Answer with one number: how many lines hold the string "JSON".

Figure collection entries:
· · · ·

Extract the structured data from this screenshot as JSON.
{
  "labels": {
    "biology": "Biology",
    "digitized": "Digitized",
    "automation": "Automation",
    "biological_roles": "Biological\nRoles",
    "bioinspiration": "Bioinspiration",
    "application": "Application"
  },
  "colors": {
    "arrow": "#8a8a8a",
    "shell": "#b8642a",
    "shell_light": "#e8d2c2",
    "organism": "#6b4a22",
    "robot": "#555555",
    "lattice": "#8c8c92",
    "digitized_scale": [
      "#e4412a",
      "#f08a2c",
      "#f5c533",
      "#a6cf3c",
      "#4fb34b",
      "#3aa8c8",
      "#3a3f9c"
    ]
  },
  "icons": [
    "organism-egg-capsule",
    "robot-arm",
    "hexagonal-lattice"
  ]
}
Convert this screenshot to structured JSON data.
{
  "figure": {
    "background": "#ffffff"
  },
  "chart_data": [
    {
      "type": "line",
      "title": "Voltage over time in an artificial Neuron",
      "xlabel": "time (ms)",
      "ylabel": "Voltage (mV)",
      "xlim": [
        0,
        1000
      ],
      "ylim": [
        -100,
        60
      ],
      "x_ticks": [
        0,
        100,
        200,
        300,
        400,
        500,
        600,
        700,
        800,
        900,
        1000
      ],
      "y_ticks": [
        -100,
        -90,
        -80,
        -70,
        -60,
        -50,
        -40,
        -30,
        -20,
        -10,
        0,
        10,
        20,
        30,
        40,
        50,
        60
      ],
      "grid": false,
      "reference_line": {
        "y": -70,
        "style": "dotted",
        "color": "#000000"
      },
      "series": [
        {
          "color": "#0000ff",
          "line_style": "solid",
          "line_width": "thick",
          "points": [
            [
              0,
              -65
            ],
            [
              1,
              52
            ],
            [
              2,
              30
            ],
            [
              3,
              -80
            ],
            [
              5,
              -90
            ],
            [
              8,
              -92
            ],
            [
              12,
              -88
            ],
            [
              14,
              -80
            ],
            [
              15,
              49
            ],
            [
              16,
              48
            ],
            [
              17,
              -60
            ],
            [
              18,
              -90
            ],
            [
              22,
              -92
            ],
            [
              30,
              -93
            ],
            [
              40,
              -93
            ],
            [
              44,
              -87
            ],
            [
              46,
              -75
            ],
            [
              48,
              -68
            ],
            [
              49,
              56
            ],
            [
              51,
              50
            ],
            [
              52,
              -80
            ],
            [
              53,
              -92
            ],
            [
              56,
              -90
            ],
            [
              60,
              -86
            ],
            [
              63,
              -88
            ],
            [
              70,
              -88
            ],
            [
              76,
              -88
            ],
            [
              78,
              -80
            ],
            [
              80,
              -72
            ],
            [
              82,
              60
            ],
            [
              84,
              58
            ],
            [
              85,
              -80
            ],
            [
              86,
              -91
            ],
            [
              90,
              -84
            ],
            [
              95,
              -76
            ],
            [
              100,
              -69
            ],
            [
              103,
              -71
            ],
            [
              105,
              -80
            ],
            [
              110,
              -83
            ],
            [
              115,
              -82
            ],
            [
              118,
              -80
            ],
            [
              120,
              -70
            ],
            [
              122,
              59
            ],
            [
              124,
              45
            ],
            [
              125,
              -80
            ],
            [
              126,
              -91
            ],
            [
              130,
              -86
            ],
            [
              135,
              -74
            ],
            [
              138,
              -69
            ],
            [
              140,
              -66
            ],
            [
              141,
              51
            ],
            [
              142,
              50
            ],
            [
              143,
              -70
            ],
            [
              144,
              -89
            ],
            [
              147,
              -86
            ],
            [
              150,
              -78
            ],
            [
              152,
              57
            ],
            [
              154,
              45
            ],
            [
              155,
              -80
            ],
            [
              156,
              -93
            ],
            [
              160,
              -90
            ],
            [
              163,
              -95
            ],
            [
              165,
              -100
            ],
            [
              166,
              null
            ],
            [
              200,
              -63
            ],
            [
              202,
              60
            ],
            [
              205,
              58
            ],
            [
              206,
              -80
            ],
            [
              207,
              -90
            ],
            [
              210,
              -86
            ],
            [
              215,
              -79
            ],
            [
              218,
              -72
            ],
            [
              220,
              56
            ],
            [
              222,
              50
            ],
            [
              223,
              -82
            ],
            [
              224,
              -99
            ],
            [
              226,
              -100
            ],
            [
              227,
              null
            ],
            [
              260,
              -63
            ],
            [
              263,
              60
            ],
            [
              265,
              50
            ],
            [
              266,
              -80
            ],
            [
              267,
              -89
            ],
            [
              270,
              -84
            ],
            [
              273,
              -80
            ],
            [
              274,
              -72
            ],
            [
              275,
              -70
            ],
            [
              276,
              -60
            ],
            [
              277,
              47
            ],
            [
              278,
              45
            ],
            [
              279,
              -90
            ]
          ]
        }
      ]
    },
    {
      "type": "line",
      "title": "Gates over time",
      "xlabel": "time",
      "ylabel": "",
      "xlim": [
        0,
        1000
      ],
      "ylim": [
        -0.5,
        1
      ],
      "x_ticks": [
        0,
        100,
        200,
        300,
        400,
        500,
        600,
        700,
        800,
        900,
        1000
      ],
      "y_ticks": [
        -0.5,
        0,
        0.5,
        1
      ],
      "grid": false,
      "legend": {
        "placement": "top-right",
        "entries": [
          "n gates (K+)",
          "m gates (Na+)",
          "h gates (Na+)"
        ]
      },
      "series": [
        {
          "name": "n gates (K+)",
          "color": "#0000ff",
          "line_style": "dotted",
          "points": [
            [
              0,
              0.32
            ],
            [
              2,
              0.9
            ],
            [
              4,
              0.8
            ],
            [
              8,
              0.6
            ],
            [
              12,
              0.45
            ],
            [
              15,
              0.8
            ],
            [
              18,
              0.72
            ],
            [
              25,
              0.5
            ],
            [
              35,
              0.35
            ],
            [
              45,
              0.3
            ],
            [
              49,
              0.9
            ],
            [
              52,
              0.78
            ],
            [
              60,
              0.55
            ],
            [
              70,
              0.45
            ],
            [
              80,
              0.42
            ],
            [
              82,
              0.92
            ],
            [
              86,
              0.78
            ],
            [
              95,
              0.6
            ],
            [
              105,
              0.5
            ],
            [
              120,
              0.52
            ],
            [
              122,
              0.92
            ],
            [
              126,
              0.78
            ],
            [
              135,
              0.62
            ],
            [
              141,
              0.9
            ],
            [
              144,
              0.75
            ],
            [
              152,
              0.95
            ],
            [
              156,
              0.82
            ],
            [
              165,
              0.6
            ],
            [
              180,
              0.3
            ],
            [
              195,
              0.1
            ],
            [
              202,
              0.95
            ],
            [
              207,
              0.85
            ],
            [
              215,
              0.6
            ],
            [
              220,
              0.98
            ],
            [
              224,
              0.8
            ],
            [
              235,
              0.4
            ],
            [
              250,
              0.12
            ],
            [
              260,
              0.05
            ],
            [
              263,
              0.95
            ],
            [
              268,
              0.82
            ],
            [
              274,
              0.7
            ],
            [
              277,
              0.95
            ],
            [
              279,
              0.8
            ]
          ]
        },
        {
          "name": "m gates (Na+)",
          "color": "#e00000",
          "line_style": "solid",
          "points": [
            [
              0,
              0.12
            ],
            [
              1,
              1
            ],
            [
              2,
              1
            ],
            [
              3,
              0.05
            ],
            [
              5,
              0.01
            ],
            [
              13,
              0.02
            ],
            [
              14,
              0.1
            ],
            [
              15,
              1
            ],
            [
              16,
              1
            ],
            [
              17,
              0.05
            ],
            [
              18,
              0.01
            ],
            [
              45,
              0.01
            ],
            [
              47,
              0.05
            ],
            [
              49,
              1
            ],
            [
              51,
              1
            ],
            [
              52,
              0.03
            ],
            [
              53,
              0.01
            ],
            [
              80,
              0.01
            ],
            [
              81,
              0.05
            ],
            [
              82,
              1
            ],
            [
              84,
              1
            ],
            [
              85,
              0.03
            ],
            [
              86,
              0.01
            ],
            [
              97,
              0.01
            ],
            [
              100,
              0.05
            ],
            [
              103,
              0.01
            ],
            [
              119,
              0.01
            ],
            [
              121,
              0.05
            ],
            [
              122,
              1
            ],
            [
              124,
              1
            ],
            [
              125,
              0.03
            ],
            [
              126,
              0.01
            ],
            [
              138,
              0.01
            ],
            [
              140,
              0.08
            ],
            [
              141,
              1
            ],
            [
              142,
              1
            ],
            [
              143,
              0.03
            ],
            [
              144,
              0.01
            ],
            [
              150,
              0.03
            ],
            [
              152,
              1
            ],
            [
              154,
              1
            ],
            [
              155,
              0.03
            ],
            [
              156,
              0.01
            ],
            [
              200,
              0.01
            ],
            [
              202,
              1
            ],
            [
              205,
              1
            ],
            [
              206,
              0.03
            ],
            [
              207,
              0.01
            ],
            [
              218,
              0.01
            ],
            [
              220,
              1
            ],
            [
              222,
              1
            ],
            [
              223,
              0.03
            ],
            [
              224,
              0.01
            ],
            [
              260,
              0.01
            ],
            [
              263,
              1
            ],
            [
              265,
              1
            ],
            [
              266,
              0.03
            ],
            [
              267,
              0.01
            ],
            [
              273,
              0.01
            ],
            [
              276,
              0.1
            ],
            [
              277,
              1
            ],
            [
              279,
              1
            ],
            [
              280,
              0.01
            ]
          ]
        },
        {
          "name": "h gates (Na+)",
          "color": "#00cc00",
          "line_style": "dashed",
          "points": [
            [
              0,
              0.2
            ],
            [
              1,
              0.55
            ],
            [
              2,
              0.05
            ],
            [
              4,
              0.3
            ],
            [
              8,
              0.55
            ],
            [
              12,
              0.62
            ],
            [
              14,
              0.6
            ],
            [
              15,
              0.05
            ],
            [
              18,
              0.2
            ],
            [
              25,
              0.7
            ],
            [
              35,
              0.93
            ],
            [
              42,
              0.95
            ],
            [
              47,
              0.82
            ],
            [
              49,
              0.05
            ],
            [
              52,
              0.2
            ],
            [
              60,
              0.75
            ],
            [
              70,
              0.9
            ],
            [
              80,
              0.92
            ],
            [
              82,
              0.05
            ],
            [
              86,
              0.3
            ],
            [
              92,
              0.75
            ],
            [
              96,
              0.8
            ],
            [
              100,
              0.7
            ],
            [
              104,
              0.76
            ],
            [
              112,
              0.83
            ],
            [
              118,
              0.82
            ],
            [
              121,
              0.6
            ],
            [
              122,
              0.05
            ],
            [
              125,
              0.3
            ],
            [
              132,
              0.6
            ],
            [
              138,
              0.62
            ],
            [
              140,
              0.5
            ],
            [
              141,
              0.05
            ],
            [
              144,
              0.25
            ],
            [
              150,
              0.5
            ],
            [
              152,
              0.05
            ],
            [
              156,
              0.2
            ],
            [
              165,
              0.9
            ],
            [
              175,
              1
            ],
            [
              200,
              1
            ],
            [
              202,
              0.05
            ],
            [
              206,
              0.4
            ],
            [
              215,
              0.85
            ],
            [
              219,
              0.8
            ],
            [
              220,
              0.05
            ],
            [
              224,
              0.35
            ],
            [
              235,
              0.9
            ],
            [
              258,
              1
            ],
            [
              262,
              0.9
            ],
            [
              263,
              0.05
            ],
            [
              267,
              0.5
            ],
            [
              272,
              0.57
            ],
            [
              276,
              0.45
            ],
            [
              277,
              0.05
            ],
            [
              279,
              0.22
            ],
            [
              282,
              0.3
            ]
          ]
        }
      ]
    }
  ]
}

· · · ·

Solution for this exercise — 2